Work required:
Drop the pictures from the entries below, then reproduce the rest exactly.

══ Source data

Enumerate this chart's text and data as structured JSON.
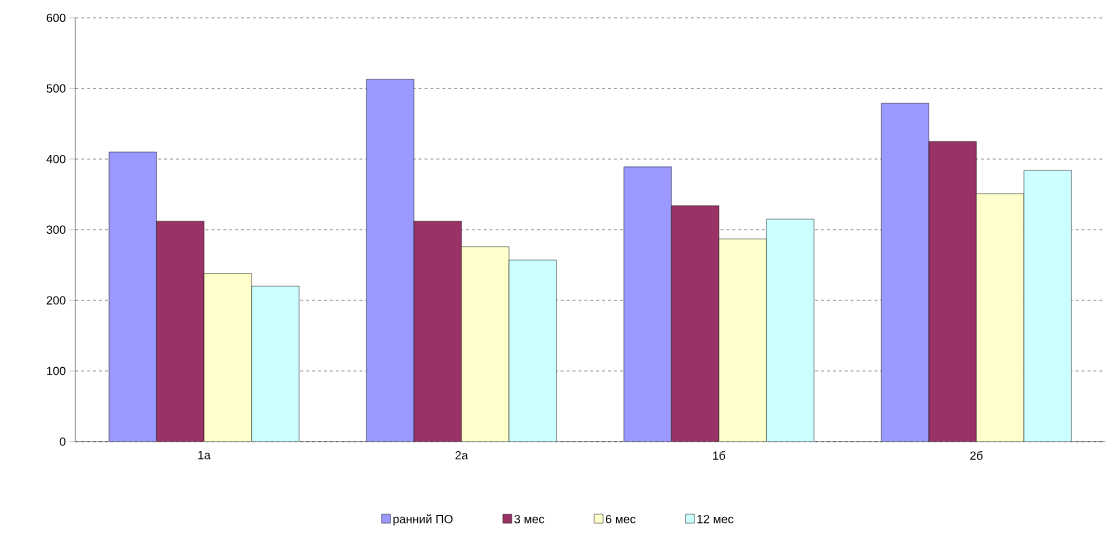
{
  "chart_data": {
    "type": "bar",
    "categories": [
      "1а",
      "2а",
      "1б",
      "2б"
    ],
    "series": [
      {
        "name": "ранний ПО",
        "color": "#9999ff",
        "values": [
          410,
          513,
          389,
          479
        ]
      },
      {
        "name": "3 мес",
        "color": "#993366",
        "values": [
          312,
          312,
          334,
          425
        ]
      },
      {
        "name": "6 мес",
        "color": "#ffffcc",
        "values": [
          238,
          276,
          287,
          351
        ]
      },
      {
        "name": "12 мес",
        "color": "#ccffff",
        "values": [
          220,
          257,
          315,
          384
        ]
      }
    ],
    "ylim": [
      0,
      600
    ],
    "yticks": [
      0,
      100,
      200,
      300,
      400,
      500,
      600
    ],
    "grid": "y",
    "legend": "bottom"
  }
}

════

Complete output:
Enumerate this chart's text and data as structured JSON.
{
  "chart_data": {
    "type": "bar",
    "categories": [
      "1а",
      "2а",
      "1б",
      "2б"
    ],
    "series": [
      {
        "name": "ранний ПО",
        "color": "#9999ff",
        "values": [
          410,
          513,
          389,
          479
        ]
      },
      {
        "name": "3 мес",
        "color": "#993366",
        "values": [
          312,
          312,
          334,
          425
        ]
      },
      {
        "name": "6 мес",
        "color": "#ffffcc",
        "values": [
          238,
          276,
          287,
          351
        ]
      },
      {
        "name": "12 мес",
        "color": "#ccffff",
        "values": [
          220,
          257,
          315,
          384
        ]
      }
    ],
    "ylim": [
      0,
      600
    ],
    "yticks": [
      0,
      100,
      200,
      300,
      400,
      500,
      600
    ],
    "grid": "y",
    "legend": "bottom"
  }
}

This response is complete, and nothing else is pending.